[Stored items from a collection]
>>>

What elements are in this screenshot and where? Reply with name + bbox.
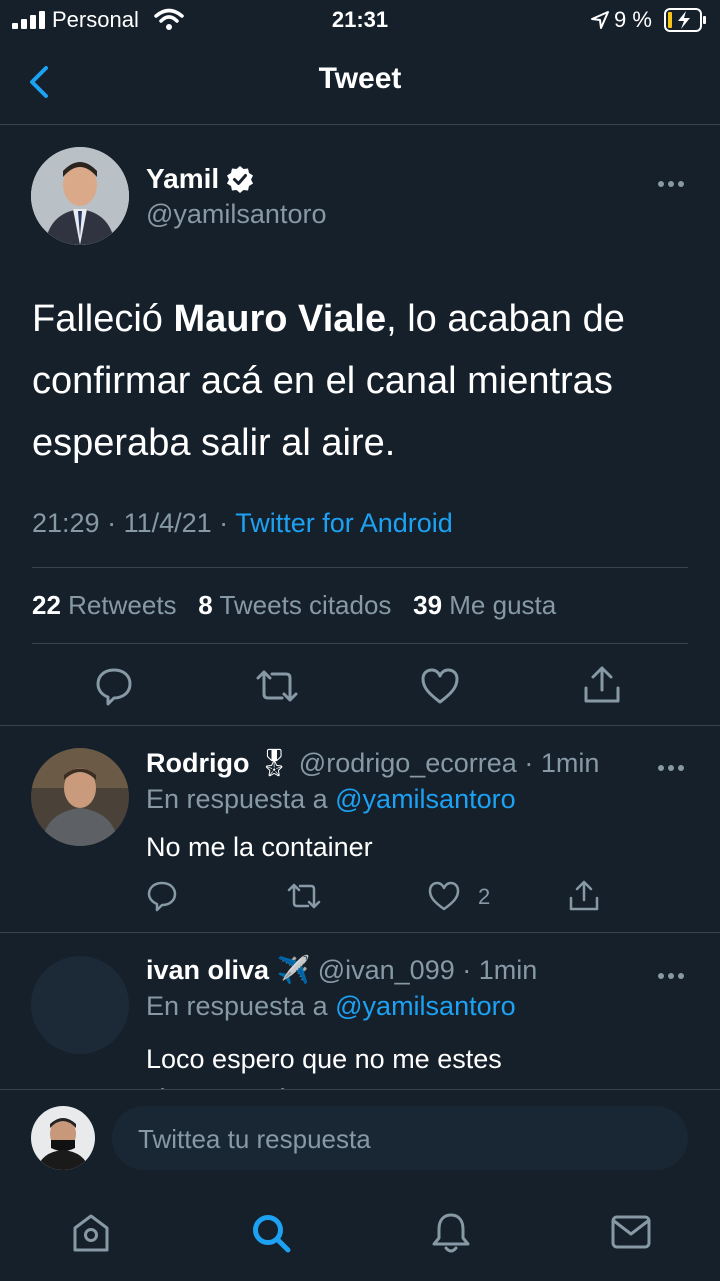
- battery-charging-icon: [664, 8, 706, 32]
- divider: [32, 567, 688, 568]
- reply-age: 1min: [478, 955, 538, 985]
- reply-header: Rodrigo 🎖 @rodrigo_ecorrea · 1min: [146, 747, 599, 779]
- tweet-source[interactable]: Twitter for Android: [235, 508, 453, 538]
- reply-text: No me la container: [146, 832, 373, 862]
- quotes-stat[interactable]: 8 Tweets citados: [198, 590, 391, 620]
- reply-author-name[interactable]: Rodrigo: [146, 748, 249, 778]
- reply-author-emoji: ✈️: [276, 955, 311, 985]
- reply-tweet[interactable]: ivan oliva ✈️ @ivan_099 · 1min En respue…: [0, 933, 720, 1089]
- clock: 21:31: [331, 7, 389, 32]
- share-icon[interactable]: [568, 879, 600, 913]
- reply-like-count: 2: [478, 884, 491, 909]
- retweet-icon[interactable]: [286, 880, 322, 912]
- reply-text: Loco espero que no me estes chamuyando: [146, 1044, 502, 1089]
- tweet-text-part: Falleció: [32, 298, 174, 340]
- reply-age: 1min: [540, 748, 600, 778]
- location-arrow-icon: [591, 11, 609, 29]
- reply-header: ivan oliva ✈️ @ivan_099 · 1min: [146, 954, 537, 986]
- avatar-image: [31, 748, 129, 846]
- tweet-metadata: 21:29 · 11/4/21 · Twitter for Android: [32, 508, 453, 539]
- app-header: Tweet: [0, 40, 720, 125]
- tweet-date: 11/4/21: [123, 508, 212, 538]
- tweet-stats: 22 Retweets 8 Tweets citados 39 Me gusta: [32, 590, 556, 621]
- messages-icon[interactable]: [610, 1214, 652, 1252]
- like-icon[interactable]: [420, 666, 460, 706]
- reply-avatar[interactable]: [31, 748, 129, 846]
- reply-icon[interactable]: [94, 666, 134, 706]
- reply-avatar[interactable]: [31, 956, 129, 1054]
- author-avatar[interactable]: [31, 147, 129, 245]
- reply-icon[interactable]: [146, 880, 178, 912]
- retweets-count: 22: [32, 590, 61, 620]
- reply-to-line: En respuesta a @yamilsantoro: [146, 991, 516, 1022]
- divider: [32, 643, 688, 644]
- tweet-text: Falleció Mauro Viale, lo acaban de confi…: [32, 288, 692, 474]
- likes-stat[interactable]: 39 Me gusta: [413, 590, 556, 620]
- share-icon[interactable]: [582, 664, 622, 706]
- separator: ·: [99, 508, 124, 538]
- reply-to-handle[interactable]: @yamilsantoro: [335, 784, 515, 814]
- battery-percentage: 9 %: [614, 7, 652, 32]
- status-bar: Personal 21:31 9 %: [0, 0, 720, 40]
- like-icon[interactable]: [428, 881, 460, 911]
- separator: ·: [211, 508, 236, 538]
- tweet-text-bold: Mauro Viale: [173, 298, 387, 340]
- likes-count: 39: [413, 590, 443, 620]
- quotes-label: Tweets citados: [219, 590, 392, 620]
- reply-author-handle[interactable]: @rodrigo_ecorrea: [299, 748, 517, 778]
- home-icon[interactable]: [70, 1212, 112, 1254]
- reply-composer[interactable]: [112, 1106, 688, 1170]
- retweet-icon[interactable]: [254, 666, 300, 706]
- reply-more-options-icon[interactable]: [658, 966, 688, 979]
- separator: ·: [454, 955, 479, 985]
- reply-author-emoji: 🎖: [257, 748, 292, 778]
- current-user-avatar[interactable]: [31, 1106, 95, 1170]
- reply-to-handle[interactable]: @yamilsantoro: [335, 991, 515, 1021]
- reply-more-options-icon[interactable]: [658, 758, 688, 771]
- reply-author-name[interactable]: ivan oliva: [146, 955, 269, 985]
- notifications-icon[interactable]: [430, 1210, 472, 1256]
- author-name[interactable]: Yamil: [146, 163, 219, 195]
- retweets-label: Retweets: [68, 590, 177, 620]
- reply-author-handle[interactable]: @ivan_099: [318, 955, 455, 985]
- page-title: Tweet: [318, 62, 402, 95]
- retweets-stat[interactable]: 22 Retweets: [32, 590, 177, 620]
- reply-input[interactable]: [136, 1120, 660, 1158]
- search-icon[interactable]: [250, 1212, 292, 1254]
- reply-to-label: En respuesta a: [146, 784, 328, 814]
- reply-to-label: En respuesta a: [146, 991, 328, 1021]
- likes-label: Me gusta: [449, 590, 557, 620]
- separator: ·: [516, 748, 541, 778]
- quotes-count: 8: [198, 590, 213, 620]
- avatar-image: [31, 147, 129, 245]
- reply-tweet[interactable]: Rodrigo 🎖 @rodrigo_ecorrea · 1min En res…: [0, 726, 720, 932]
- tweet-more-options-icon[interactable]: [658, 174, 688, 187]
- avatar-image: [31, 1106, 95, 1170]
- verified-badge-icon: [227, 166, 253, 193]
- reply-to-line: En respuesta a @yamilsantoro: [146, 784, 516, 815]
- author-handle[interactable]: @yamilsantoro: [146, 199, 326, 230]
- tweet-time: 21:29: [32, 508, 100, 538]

<<<
>>>

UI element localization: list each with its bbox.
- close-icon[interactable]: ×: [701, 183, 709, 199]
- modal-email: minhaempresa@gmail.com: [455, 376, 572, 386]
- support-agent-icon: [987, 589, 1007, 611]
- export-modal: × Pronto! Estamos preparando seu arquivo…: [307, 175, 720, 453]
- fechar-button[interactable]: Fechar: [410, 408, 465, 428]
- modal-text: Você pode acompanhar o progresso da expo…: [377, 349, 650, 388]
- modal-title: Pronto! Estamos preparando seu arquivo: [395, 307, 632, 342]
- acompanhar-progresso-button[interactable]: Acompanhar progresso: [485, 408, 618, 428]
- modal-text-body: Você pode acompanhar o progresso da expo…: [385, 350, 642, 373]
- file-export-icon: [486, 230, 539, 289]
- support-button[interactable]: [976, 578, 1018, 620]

<<<

## PROBLEM TO SOLVE:
Can you quote every line from the one containing "- battery-charging-icon: [664, 8, 706, 32]" down to the one containing "- clock: 21:31: [331, 7, 389, 32]", both included, word for word?

## ANSWER TO THIS EXERCISE:
- battery-charging-icon: [664, 8, 706, 32]
- divider: [32, 567, 688, 568]
- reply-age: 1min: [478, 955, 538, 985]
- reply-header: Rodrigo 🎖 @rodrigo_ecorrea · 1min: [146, 747, 599, 779]
- tweet-source[interactable]: Twitter for Android: [235, 508, 453, 538]
- reply-text: No me la container: [146, 832, 373, 862]
- quotes-stat[interactable]: 8 Tweets citados: [198, 590, 391, 620]
- reply-author-name[interactable]: Rodrigo: [146, 748, 249, 778]
- reply-author-emoji: ✈️: [276, 955, 311, 985]
- reply-tweet[interactable]: ivan oliva ✈️ @ivan_099 · 1min En respue…: [0, 933, 720, 1089]
- clock: 21:31: [331, 7, 389, 32]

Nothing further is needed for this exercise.